*Extracted data:*

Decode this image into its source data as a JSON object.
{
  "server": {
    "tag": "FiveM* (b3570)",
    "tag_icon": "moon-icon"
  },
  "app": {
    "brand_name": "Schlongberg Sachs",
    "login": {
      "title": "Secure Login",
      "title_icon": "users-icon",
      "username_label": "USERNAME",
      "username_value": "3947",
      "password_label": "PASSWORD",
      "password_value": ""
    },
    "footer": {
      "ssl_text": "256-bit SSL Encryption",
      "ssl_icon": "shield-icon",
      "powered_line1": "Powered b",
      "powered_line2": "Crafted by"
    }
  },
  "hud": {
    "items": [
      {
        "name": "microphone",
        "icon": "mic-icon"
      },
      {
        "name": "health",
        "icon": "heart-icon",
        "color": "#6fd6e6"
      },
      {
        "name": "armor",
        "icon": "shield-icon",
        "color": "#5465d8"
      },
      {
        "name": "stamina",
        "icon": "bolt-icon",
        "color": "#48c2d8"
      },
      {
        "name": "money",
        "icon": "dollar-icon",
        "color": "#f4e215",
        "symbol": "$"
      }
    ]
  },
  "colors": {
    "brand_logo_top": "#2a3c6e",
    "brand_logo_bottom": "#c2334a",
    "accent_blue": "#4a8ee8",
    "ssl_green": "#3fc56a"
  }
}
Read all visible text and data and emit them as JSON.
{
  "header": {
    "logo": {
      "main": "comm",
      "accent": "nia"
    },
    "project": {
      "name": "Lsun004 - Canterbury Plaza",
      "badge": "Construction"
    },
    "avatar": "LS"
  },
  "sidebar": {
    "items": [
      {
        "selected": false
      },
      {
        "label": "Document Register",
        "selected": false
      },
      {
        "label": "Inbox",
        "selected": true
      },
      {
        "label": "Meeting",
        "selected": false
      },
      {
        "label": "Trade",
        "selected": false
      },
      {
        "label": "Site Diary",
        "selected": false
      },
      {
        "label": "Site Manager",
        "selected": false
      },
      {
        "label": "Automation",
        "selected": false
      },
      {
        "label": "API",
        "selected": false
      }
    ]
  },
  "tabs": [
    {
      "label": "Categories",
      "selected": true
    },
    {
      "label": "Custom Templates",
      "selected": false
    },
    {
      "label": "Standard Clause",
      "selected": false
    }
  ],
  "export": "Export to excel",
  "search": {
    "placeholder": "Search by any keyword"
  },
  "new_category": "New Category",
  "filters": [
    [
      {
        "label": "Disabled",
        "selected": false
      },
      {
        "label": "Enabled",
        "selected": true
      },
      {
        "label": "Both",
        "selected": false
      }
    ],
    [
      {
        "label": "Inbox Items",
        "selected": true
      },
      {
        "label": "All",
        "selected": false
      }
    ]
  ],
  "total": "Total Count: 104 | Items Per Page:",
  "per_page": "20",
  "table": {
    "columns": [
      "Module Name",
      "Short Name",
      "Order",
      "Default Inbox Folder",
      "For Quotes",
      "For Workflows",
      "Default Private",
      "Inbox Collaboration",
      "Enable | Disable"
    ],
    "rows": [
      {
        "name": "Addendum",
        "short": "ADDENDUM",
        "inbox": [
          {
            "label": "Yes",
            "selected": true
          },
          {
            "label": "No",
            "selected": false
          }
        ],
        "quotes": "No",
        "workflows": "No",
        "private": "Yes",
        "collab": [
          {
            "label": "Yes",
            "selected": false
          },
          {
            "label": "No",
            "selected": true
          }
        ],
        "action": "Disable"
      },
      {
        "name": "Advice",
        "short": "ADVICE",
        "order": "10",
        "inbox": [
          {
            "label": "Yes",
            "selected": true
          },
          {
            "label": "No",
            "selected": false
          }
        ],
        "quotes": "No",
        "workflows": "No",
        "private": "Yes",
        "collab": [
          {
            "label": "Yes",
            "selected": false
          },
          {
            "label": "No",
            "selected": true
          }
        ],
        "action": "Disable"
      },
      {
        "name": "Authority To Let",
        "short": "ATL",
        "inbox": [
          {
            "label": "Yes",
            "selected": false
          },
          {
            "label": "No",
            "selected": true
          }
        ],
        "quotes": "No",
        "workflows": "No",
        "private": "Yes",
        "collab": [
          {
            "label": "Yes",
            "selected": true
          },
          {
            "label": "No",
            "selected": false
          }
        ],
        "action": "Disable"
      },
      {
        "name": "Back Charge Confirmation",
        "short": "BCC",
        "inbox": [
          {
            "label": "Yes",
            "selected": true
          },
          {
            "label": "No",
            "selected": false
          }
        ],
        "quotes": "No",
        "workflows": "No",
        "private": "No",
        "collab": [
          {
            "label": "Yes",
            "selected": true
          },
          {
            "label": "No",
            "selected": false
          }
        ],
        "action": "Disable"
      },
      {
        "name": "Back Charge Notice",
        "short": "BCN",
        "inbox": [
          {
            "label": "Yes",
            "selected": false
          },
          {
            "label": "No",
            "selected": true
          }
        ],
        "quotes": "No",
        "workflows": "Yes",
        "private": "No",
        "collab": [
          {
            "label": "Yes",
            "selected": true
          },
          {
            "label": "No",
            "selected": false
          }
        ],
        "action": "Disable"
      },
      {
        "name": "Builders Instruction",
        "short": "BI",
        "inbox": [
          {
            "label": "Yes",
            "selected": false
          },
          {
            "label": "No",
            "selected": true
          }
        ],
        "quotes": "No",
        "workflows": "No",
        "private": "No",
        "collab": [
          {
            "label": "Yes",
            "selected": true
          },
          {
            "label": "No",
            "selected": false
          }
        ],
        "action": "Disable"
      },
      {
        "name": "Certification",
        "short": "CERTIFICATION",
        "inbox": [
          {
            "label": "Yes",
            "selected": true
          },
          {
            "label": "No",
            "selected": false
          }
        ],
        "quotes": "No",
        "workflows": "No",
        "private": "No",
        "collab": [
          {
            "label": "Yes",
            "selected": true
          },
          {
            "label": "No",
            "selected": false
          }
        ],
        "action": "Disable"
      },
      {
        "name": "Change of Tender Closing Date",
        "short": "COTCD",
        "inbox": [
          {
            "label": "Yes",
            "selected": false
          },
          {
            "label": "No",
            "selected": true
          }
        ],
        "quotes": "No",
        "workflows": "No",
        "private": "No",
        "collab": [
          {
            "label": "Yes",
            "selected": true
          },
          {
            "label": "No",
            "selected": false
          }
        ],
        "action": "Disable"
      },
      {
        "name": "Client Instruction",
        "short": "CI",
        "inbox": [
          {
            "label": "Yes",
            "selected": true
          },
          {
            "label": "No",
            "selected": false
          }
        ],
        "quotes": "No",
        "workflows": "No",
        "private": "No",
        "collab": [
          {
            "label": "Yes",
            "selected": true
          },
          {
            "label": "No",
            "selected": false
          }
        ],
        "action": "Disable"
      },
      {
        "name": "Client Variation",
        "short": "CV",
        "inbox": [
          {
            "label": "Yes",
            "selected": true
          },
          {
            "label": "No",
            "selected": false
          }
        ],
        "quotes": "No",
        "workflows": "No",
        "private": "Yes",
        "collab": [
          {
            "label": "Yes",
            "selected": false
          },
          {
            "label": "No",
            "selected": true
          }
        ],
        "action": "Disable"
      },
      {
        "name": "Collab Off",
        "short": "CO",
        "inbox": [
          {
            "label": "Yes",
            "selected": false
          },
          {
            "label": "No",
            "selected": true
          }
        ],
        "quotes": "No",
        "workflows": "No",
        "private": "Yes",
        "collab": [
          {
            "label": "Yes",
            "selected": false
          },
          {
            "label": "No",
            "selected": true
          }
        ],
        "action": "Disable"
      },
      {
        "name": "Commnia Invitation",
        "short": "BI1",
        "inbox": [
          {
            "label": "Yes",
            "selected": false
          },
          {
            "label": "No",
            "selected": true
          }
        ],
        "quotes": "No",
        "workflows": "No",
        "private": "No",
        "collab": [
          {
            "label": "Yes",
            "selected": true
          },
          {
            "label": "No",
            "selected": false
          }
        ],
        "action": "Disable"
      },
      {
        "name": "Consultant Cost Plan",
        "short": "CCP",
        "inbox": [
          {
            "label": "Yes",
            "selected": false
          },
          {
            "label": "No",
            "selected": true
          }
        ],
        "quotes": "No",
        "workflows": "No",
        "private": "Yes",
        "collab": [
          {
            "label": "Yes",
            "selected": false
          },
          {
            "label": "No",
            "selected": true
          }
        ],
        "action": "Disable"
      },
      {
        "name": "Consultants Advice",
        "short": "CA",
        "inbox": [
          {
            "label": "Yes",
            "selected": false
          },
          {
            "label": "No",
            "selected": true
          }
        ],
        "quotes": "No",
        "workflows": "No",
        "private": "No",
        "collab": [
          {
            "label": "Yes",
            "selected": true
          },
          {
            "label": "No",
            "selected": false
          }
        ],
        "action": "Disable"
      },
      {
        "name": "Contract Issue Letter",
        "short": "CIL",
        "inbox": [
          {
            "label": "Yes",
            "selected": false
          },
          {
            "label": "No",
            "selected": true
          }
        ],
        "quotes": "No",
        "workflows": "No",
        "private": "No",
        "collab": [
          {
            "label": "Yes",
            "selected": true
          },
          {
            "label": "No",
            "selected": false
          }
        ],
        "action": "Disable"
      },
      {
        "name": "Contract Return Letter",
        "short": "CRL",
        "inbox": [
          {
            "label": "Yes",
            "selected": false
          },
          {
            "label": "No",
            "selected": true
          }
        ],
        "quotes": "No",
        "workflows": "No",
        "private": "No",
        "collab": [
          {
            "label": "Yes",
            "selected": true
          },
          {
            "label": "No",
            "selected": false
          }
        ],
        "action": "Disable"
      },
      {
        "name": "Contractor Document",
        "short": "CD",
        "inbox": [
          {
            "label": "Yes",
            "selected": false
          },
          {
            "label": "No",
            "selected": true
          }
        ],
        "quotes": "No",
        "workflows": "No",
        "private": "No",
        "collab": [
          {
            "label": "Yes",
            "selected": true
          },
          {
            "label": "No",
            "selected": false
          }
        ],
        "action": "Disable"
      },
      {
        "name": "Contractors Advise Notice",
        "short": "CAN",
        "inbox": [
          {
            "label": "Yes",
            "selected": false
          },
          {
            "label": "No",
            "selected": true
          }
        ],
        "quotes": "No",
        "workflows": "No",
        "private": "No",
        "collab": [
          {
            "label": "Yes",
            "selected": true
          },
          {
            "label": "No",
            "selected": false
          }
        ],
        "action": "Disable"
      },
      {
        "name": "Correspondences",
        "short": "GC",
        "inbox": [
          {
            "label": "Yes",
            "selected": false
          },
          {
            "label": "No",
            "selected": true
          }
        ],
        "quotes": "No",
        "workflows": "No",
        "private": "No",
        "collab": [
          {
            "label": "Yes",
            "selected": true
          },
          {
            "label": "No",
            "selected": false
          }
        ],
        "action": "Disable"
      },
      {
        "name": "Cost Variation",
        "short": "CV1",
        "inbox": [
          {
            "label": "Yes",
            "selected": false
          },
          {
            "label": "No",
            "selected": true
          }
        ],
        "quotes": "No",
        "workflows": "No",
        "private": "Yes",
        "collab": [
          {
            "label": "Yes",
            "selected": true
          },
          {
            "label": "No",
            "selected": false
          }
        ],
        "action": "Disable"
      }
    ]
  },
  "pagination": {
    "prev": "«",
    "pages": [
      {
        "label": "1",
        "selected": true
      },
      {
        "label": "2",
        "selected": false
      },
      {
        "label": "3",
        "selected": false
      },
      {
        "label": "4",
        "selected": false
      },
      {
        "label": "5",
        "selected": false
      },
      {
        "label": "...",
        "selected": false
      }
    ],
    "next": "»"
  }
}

*Set task:* From the listing above, return each line with the word "Default".

*Solved problem:*
      "Default Inbox Folder",
      "Default Private",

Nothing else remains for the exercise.